### Task prompt
Put every line of the data below into a Markdown table with two columns, Row for the line's number and Line for its text, leaving out any blank lines.

— BEGIN Provided entries —

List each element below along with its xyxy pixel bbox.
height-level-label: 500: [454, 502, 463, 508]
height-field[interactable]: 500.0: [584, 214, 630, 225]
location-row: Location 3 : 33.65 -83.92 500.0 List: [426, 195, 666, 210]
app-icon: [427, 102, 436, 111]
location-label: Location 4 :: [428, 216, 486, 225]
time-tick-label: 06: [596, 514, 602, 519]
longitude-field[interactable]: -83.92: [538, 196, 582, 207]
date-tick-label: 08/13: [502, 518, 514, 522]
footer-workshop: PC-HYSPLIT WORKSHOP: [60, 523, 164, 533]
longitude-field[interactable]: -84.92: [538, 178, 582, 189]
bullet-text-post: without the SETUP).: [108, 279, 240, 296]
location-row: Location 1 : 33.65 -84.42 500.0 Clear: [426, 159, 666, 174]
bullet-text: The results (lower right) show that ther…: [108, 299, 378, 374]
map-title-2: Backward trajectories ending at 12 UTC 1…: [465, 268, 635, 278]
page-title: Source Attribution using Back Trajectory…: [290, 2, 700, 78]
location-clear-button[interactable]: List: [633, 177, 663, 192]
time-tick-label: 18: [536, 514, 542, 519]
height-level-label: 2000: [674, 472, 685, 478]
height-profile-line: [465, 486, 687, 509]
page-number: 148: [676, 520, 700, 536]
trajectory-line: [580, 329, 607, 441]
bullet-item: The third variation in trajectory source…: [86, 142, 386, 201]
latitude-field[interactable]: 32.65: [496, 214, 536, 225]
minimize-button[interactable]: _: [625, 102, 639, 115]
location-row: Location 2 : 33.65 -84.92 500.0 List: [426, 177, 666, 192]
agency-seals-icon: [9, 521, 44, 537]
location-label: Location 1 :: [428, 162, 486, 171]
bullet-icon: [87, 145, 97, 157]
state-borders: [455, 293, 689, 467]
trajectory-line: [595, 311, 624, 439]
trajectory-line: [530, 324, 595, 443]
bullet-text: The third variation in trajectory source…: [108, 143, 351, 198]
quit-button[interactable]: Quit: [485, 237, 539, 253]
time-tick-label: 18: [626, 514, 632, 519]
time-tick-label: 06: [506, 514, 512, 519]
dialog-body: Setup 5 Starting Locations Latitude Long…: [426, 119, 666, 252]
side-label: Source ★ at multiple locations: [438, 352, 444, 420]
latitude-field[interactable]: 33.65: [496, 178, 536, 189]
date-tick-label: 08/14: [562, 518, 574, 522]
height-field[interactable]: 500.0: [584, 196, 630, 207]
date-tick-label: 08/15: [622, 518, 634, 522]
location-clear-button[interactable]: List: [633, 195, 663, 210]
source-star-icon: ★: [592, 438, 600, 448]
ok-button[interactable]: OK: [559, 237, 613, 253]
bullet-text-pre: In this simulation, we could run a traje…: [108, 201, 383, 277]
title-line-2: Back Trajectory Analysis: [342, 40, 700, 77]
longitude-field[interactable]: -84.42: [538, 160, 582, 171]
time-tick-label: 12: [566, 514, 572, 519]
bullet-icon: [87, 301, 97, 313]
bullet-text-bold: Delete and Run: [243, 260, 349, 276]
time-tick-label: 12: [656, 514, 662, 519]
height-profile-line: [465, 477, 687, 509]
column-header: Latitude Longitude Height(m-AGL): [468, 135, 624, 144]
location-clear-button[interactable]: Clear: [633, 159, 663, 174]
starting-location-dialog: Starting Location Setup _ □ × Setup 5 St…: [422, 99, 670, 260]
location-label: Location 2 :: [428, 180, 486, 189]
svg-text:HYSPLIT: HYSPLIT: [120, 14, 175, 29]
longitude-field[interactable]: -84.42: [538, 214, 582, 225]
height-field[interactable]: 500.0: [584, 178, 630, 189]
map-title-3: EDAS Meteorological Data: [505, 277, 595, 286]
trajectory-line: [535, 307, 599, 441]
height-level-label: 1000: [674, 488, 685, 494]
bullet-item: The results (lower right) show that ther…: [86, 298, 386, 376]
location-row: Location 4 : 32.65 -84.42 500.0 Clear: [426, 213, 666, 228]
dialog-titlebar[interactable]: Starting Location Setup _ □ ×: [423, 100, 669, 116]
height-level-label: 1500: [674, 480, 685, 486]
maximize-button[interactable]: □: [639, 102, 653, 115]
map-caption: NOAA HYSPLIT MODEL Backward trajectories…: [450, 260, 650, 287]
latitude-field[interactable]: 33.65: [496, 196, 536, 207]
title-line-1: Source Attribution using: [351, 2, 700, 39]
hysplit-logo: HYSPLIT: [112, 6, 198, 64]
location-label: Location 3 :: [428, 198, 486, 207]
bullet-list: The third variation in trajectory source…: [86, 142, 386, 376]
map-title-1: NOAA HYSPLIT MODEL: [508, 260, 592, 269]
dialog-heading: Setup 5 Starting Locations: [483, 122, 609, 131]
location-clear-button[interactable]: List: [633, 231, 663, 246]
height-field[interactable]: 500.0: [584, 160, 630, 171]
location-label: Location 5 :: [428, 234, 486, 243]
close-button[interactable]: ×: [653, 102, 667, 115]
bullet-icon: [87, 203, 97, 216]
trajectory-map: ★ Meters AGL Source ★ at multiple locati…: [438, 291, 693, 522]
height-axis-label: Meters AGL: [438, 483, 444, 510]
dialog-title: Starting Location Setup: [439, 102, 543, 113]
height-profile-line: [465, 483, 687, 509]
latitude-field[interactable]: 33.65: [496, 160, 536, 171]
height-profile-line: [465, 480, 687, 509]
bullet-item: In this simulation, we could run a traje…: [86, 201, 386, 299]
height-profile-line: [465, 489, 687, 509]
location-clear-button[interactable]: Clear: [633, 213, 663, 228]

— END Provided entries —

### Result for this exercise
| Row | Line |
|---|---|
| 1 | List each element below along with its xyxy pixel bbox. |
| 2 | height-level-label: 500: [454, 502, 463, 508] |
| 3 | height-field[interactable]: 500.0: [584, 214, 630, 225] |
| 4 | location-row: Location 3 : 33.65 -83.92 500.0 List: [426, 195, 666, 210] |
| 5 | app-icon: [427, 102, 436, 111] |
| 6 | location-label: Location 4 :: [428, 216, 486, 225] |
| 7 | time-tick-label: 06: [596, 514, 602, 519] |
| 8 | longitude-field[interactable]: -83.92: [538, 196, 582, 207] |
| 9 | date-tick-label: 08/13: [502, 518, 514, 522] |
| 10 | footer-workshop: PC-HYSPLIT WORKSHOP: [60, 523, 164, 533] |
| 11 | longitude-field[interactable]: -84.92: [538, 178, 582, 189] |
| 12 | bullet-text-post: without the SETUP).: [108, 279, 240, 296] |
| 13 | location-row: Location 1 : 33.65 -84.42 500.0 Clear: [426, 159, 666, 174] |
| 14 | bullet-text: The results (lower right) show that ther…: [108, 299, 378, 374] |
| 15 | map-title-2: Backward trajectories ending at 12 UTC 1…: [465, 268, 635, 278] |
| 16 | page-title: Source Attribution using Back Trajectory…: [290, 2, 700, 78] |
| 17 | location-clear-button[interactable]: List: [633, 177, 663, 192] |
| 18 | time-tick-label: 18: [536, 514, 542, 519] |
| 19 | height-level-label: 2000: [674, 472, 685, 478] |
| 20 | height-profile-line: [465, 486, 687, 509] |
| 21 | page-number: 148: [676, 520, 700, 536] |
| 22 | trajectory-line: [580, 329, 607, 441] |
| 23 | bullet-item: The third variation in trajectory source…: [86, 142, 386, 201] |
| 24 | latitude-field[interactable]: 32.65: [496, 214, 536, 225] |
| 25 | minimize-button[interactable]: _: [625, 102, 639, 115] |
| 26 | location-row: Location 2 : 33.65 -84.92 500.0 List: [426, 177, 666, 192] |
| 27 | agency-seals-icon: [9, 521, 44, 537] |
| 28 | location-label: Location 1 :: [428, 162, 486, 171] |
| 29 | bullet-icon: [87, 145, 97, 157] |
| 30 | state-borders: [455, 293, 689, 467] |
| 31 | trajectory-line: [595, 311, 624, 439] |
| 32 | trajectory-line: [530, 324, 595, 443] |
| 33 | bullet-text: The third variation in trajectory source…: [108, 143, 351, 198] |
| 34 | quit-button[interactable]: Quit: [485, 237, 539, 253] |
| 35 | time-tick-label: 18: [626, 514, 632, 519] |
| 36 | time-tick-label: 06: [506, 514, 512, 519] |
| 37 | dialog-body: Setup 5 Starting Locations Latitude Long…: [426, 119, 666, 252] |
| 38 | side-label: Source ★ at multiple locations: [438, 352, 444, 420] |
| 39 | latitude-field[interactable]: 33.65: [496, 178, 536, 189] |
| 40 | date-tick-label: 08/14: [562, 518, 574, 522] |
| 41 | height-field[interactable]: 500.0: [584, 196, 630, 207] |
| 42 | date-tick-label: 08/15: [622, 518, 634, 522] |
| 43 | location-clear-button[interactable]: List: [633, 195, 663, 210] |
| 44 | source-star-icon: ★: [592, 438, 600, 448] |
| 45 | ok-button[interactable]: OK: [559, 237, 613, 253] |
| 46 | bullet-text-pre: In this simulation, we could run a traje…: [108, 201, 383, 277] |
| 47 | title-line-2: Back Trajectory Analysis: [342, 40, 700, 77] |
| 48 | longitude-field[interactable]: -84.42: [538, 160, 582, 171] |
| 49 | time-tick-label: 12: [566, 514, 572, 519] |
| 50 | bullet-icon: [87, 301, 97, 313] |
| 51 | bullet-text-bold: Delete and Run: [243, 260, 349, 276] |
| 52 | time-tick-label: 12: [656, 514, 662, 519] |
| 53 | height-profile-line: [465, 477, 687, 509] |
| 54 | column-header: Latitude Longitude Height(m-AGL): [468, 135, 624, 144] |
| 55 | location-clear-button[interactable]: Clear: [633, 159, 663, 174] |
| 56 | starting-location-dialog: Starting Location Setup _ □ × Setup 5 St…: [422, 99, 670, 260] |
| 57 | location-label: Location 2 :: [428, 180, 486, 189] |
| 58 | svg-text:HYSPLIT: HYSPLIT: [120, 14, 175, 29] |
| 59 | longitude-field[interactable]: -84.42: [538, 214, 582, 225] |
| 60 | height-field[interactable]: 500.0: [584, 178, 630, 189] |
| 61 | map-title-3: EDAS Meteorological Data: [505, 277, 595, 286] |
| 62 | trajectory-line: [535, 307, 599, 441] |
| 63 | height-level-label: 1000: [674, 488, 685, 494] |
| 64 | bullet-item: The results (lower right) show that ther…: [86, 298, 386, 376] |
| 65 | location-row: Location 4 : 32.65 -84.42 500.0 Clear: [426, 213, 666, 228] |
| 66 | dialog-titlebar[interactable]: Starting Location Setup _ □ ×: [423, 100, 669, 116] |
| 67 | height-level-label: 1500: [674, 480, 685, 486] |
| 68 | maximize-button[interactable]: □: [639, 102, 653, 115] |
| 69 | map-caption: NOAA HYSPLIT MODEL Backward trajectories…: [450, 260, 650, 287] |
| 70 | latitude-field[interactable]: 33.65: [496, 196, 536, 207] |
| 71 | title-line-1: Source Attribution using: [351, 2, 700, 39] |
| 72 | hysplit-logo: HYSPLIT: [112, 6, 198, 64] |
| 73 | location-label: Location 3 :: [428, 198, 486, 207] |
| 74 | bullet-list: The third variation in trajectory source…: [86, 142, 386, 376] |
| 75 | map-title-1: NOAA HYSPLIT MODEL: [508, 260, 592, 269] |
| 76 | dialog-heading: Setup 5 Starting Locations: [483, 122, 609, 131] |
| 77 | location-clear-button[interactable]: List: [633, 231, 663, 246] |
| 78 | height-field[interactable]: 500.0: [584, 160, 630, 171] |
| 79 | location-label: Location 5 :: [428, 234, 486, 243] |
| 80 | close-button[interactable]: ×: [653, 102, 667, 115] |
| 81 | bullet-icon: [87, 203, 97, 216] |
| 82 | trajectory-map: ★ Meters AGL Source ★ at multiple locati…: [438, 291, 693, 522] |
| 83 | height-axis-label: Meters AGL: [438, 483, 444, 510] |
| 84 | dialog-title: Starting Location Setup: [439, 102, 543, 113] |
| 85 | height-profile-line: [465, 483, 687, 509] |
| 86 | latitude-field[interactable]: 33.65: [496, 160, 536, 171] |
| 87 | height-profile-line: [465, 480, 687, 509] |
| 88 | bullet-item: In this simulation, we could run a traje…: [86, 201, 386, 299] |
| 89 | height-profile-line: [465, 489, 687, 509] |
| 90 | location-clear-button[interactable]: Clear: [633, 213, 663, 228] |